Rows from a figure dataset
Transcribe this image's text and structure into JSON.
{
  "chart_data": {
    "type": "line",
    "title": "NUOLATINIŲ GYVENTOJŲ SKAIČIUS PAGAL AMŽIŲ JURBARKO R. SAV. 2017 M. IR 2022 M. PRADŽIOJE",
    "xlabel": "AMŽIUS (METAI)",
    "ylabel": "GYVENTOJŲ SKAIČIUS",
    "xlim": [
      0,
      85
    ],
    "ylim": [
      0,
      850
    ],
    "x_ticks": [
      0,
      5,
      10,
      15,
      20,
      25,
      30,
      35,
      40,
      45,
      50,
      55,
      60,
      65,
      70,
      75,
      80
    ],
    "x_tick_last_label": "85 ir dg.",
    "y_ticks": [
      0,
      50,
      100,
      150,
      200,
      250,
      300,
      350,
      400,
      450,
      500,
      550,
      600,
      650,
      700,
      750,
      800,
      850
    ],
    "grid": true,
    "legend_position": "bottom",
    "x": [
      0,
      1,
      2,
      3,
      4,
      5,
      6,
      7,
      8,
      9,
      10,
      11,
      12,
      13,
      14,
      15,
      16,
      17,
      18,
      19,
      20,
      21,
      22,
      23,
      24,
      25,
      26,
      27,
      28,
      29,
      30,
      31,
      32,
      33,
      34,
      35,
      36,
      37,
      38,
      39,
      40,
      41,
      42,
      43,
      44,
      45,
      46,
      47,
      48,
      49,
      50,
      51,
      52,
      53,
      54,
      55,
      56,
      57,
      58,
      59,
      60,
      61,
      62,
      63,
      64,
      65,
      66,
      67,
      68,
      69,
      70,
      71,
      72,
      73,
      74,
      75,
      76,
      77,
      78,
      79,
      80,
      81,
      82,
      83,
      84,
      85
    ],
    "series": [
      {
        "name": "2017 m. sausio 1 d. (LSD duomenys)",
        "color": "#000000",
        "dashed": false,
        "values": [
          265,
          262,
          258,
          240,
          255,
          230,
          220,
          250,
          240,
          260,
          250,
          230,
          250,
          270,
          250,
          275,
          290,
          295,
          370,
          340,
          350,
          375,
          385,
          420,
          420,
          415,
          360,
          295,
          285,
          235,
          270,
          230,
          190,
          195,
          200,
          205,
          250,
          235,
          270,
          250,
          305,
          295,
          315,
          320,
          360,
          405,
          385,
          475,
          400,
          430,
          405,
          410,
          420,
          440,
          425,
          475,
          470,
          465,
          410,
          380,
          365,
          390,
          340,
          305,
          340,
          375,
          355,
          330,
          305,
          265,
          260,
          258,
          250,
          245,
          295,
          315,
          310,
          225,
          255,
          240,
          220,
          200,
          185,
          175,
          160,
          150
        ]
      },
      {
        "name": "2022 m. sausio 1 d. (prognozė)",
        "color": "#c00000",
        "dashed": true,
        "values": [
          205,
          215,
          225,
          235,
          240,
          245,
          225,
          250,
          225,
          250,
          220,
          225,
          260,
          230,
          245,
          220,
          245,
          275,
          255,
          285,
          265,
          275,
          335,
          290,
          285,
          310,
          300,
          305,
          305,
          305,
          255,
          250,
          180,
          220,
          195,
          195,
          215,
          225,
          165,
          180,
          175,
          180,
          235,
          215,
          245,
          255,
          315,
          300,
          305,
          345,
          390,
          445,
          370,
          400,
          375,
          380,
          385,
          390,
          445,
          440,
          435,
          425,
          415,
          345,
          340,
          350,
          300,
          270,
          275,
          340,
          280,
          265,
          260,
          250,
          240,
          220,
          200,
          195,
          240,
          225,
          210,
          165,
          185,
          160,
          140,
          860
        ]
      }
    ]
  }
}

**Required task**
Reproduce the full listing exactly.

**Solution to this task**
Transcribe this image's text and structure into JSON.
{
  "chart_data": {
    "type": "line",
    "title": "NUOLATINIŲ GYVENTOJŲ SKAIČIUS PAGAL AMŽIŲ JURBARKO R. SAV. 2017 M. IR 2022 M. PRADŽIOJE",
    "xlabel": "AMŽIUS (METAI)",
    "ylabel": "GYVENTOJŲ SKAIČIUS",
    "xlim": [
      0,
      85
    ],
    "ylim": [
      0,
      850
    ],
    "x_ticks": [
      0,
      5,
      10,
      15,
      20,
      25,
      30,
      35,
      40,
      45,
      50,
      55,
      60,
      65,
      70,
      75,
      80
    ],
    "x_tick_last_label": "85 ir dg.",
    "y_ticks": [
      0,
      50,
      100,
      150,
      200,
      250,
      300,
      350,
      400,
      450,
      500,
      550,
      600,
      650,
      700,
      750,
      800,
      850
    ],
    "grid": true,
    "legend_position": "bottom",
    "x": [
      0,
      1,
      2,
      3,
      4,
      5,
      6,
      7,
      8,
      9,
      10,
      11,
      12,
      13,
      14,
      15,
      16,
      17,
      18,
      19,
      20,
      21,
      22,
      23,
      24,
      25,
      26,
      27,
      28,
      29,
      30,
      31,
      32,
      33,
      34,
      35,
      36,
      37,
      38,
      39,
      40,
      41,
      42,
      43,
      44,
      45,
      46,
      47,
      48,
      49,
      50,
      51,
      52,
      53,
      54,
      55,
      56,
      57,
      58,
      59,
      60,
      61,
      62,
      63,
      64,
      65,
      66,
      67,
      68,
      69,
      70,
      71,
      72,
      73,
      74,
      75,
      76,
      77,
      78,
      79,
      80,
      81,
      82,
      83,
      84,
      85
    ],
    "series": [
      {
        "name": "2017 m. sausio 1 d. (LSD duomenys)",
        "color": "#000000",
        "dashed": false,
        "values": [
          265,
          262,
          258,
          240,
          255,
          230,
          220,
          250,
          240,
          260,
          250,
          230,
          250,
          270,
          250,
          275,
          290,
          295,
          370,
          340,
          350,
          375,
          385,
          420,
          420,
          415,
          360,
          295,
          285,
          235,
          270,
          230,
          190,
          195,
          200,
          205,
          250,
          235,
          270,
          250,
          305,
          295,
          315,
          320,
          360,
          405,
          385,
          475,
          400,
          430,
          405,
          410,
          420,
          440,
          425,
          475,
          470,
          465,
          410,
          380,
          365,
          390,
          340,
          305,
          340,
          375,
          355,
          330,
          305,
          265,
          260,
          258,
          250,
          245,
          295,
          315,
          310,
          225,
          255,
          240,
          220,
          200,
          185,
          175,
          160,
          150
        ]
      },
      {
        "name": "2022 m. sausio 1 d. (prognozė)",
        "color": "#c00000",
        "dashed": true,
        "values": [
          205,
          215,
          225,
          235,
          240,
          245,
          225,
          250,
          225,
          250,
          220,
          225,
          260,
          230,
          245,
          220,
          245,
          275,
          255,
          285,
          265,
          275,
          335,
          290,
          285,
          310,
          300,
          305,
          305,
          305,
          255,
          250,
          180,
          220,
          195,
          195,
          215,
          225,
          165,
          180,
          175,
          180,
          235,
          215,
          245,
          255,
          315,
          300,
          305,
          345,
          390,
          445,
          370,
          400,
          375,
          380,
          385,
          390,
          445,
          440,
          435,
          425,
          415,
          345,
          340,
          350,
          300,
          270,
          275,
          340,
          280,
          265,
          260,
          250,
          240,
          220,
          200,
          195,
          240,
          225,
          210,
          165,
          185,
          160,
          140,
          860
        ]
      }
    ]
  }
}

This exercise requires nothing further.